◆ WHAT IS EXPECTED
Each entry below should be echoed exactly, with pictures omitted.

[Extracted records]
━━━━━━
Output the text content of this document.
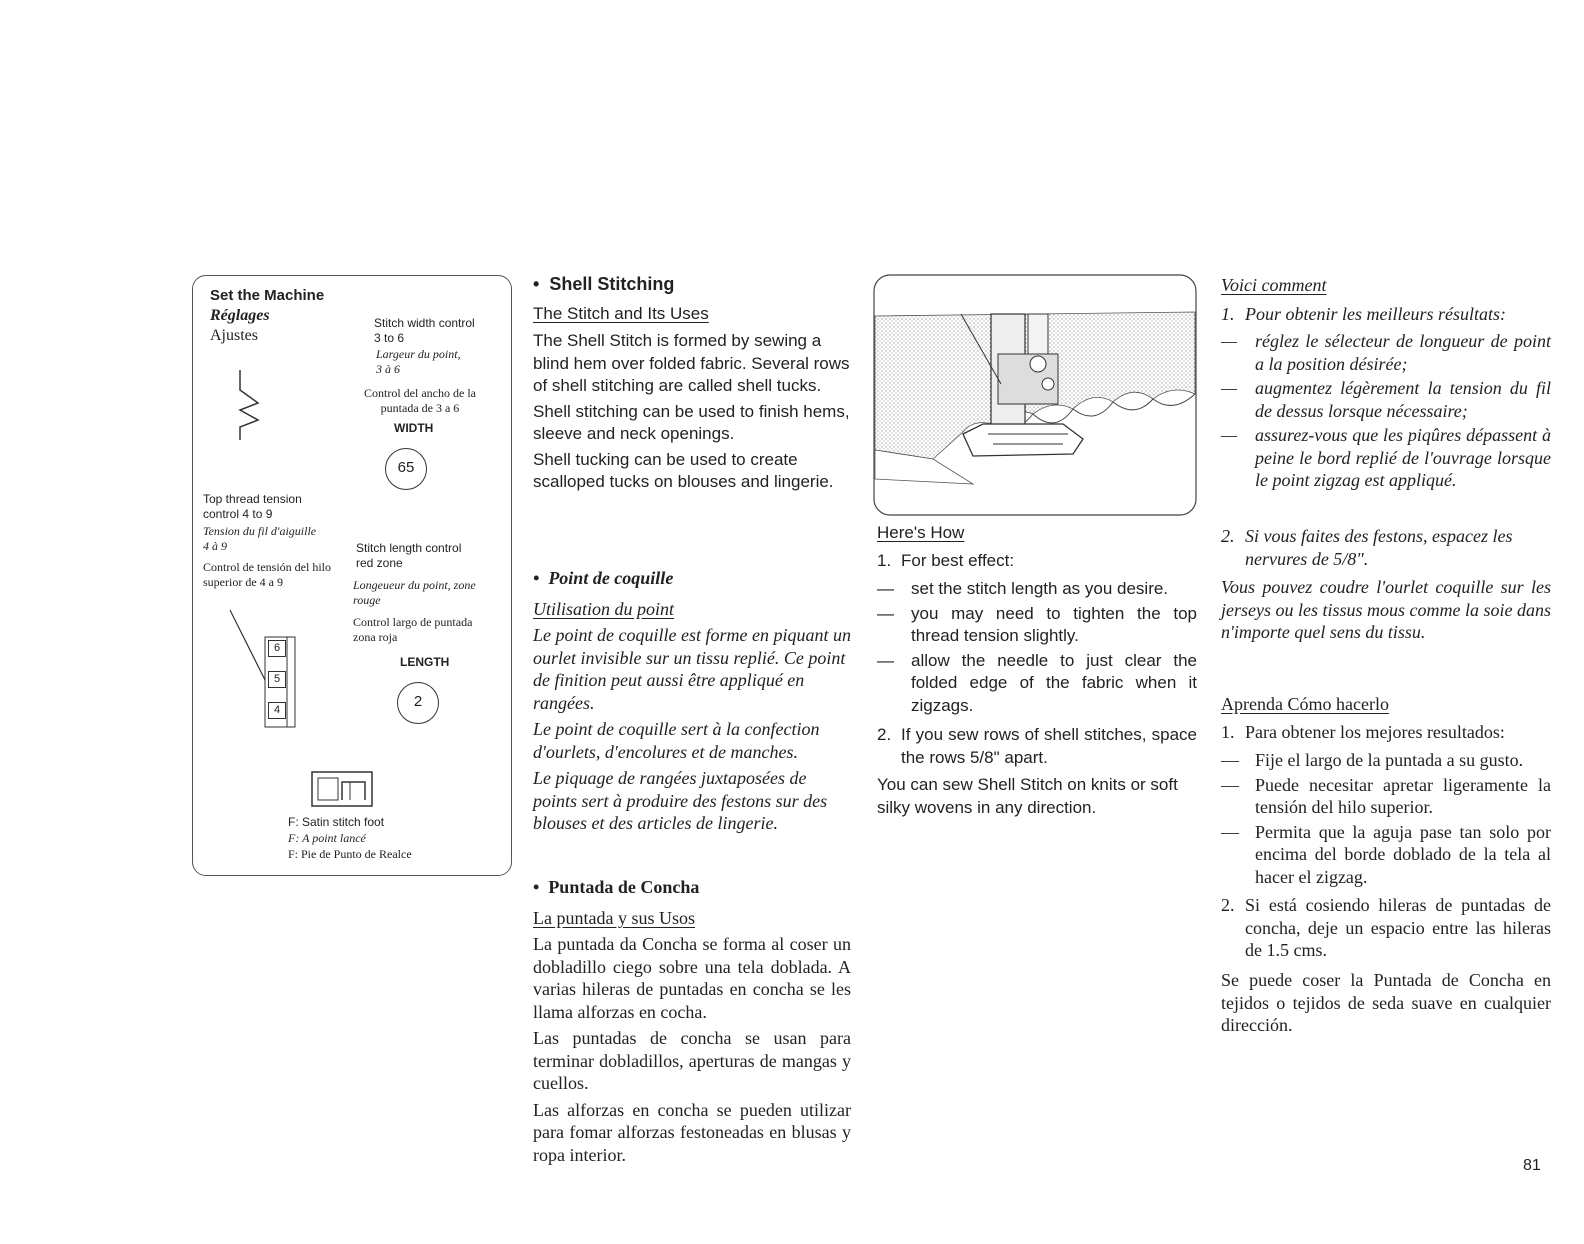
Set the Machine
Réglages
Ajustes
Stitch width control 3 to 6
Largeur du point, 3 à 6
Control del ancho de la puntada de 3 a 6
WIDTH
65
Top thread tension control 4 to 9
Tension du fil d'aiguille 4 à 9
Control de tensión del hilo superior de 4 a 9
6
5
4
Stitch length control red zone
Longeueur du point, zone rouge
Control largo de puntada zona roja
LENGTH
2
F: Satin stitch foot
F: A point lancé
F: Pie de Punto de Realce
• Shell Stitching
The Stitch and Its Uses

The Shell Stitch is formed by sewing a blind hem over folded fabric. Several rows of shell stitching are called shell tucks.

Shell stitching can be used to finish hems, sleeve and neck openings.

Shell tucking can be used to create scalloped tucks on blouses and lingerie.

• Point de coquille
Utilisation du point

Le point de coquille est forme en piquant un ourlet invisible sur un tissu replié. Ce point de finition peut aussi être appliqué en rangées.

Le point de coquille sert à la confection d'ourlets, d'encolures et de manches.

Le piquage de rangées juxtaposées de points sert à produire des festons sur des blouses et des articles de lingerie.

• Puntada de Concha
La puntada y sus Usos

La puntada da Concha se forma al coser un dobladillo ciego sobre una tela doblada. A varias hileras de puntadas en concha se les llama alforzas en cocha.

Las puntadas de concha se usan para terminar dobladillos, aperturas de mangas y cuellos.

Las alforzas en concha se pueden utilizar para fomar alforzas festoneadas en blusas y ropa interior.

Here's How

1. For best effect:

— set the stitch length as you desire.

— you may need to tighten the top thread tension slightly.

— allow the needle to just clear the folded edge of the fabric when it zigzags.

2. If you sew rows of shell stitches, space the rows 5/8" apart.

You can sew Shell Stitch on knits or soft silky wovens in any direction.
Voici comment

1. Pour obtenir les meilleurs résultats:

— réglez le sélecteur de longueur de point a la position désirée;

— augmentez légèrement la tension du fil de dessus lorsque nécessaire;

— assurez-vous que les piqûres dépassent à peine le bord replié de l'ouvrage lorsque le point zigzag est appliqué.

2. Si vous faites des festons, espacez les nervures de 5/8".

Vous pouvez coudre l'ourlet coquille sur les jerseys ou les tissus mous comme la soie dans n'importe quel sens du tissu.
Aprenda Cómo hacerlo

1. Para obtener los mejores resultados:

— Fije el largo de la puntada a su gusto.

— Puede necesitar apretar ligeramente la tensión del hilo superior.

— Permita que la aguja pase tan solo por encima del borde doblado de la tela al hacer el zigzag.

2. Si está cosiendo hileras de puntadas de concha, deje un espacio entre las hileras de 1.5 cms.

Se puede coser la Puntada de Concha en tejidos o tejidos de seda suave en cualquier dirección.
81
━━━━━━
◆ FULL RESPONSE
Output the text content of this document.
Set the Machine
Réglages
Ajustes
Stitch width control 3 to 6
Largeur du point, 3 à 6
Control del ancho de la puntada de 3 a 6
WIDTH
65
Top thread tension control 4 to 9
Tension du fil d'aiguille 4 à 9
Control de tensión del hilo superior de 4 a 9
6
5
4
Stitch length control red zone
Longeueur du point, zone rouge
Control largo de puntada zona roja
LENGTH
2
F: Satin stitch foot
F: A point lancé
F: Pie de Punto de Realce
• Shell Stitching
The Stitch and Its Uses

The Shell Stitch is formed by sewing a blind hem over folded fabric. Several rows of shell stitching are called shell tucks.

Shell stitching can be used to finish hems, sleeve and neck openings.

Shell tucking can be used to create scalloped tucks on blouses and lingerie.

• Point de coquille
Utilisation du point

Le point de coquille est forme en piquant un ourlet invisible sur un tissu replié. Ce point de finition peut aussi être appliqué en rangées.

Le point de coquille sert à la confection d'ourlets, d'encolures et de manches.

Le piquage de rangées juxtaposées de points sert à produire des festons sur des blouses et des articles de lingerie.

• Puntada de Concha
La puntada y sus Usos

La puntada da Concha se forma al coser un dobladillo ciego sobre una tela doblada. A varias hileras de puntadas en concha se les llama alforzas en cocha.

Las puntadas de concha se usan para terminar dobladillos, aperturas de mangas y cuellos.

Las alforzas en concha se pueden utilizar para fomar alforzas festoneadas en blusas y ropa interior.

Here's How

1. For best effect:

— set the stitch length as you desire.

— you may need to tighten the top thread tension slightly.

— allow the needle to just clear the folded edge of the fabric when it zigzags.

2. If you sew rows of shell stitches, space the rows 5/8" apart.

You can sew Shell Stitch on knits or soft silky wovens in any direction.
Voici comment

1. Pour obtenir les meilleurs résultats:

— réglez le sélecteur de longueur de point a la position désirée;

— augmentez légèrement la tension du fil de dessus lorsque nécessaire;

— assurez-vous que les piqûres dépassent à peine le bord replié de l'ouvrage lorsque le point zigzag est appliqué.

2. Si vous faites des festons, espacez les nervures de 5/8".

Vous pouvez coudre l'ourlet coquille sur les jerseys ou les tissus mous comme la soie dans n'importe quel sens du tissu.
Aprenda Cómo hacerlo

1. Para obtener los mejores resultados:

— Fije el largo de la puntada a su gusto.

— Puede necesitar apretar ligeramente la tensión del hilo superior.

— Permita que la aguja pase tan solo por encima del borde doblado de la tela al hacer el zigzag.

2. Si está cosiendo hileras de puntadas de concha, deje un espacio entre las hileras de 1.5 cms.

Se puede coser la Puntada de Concha en tejidos o tejidos de seda suave en cualquier dirección.
81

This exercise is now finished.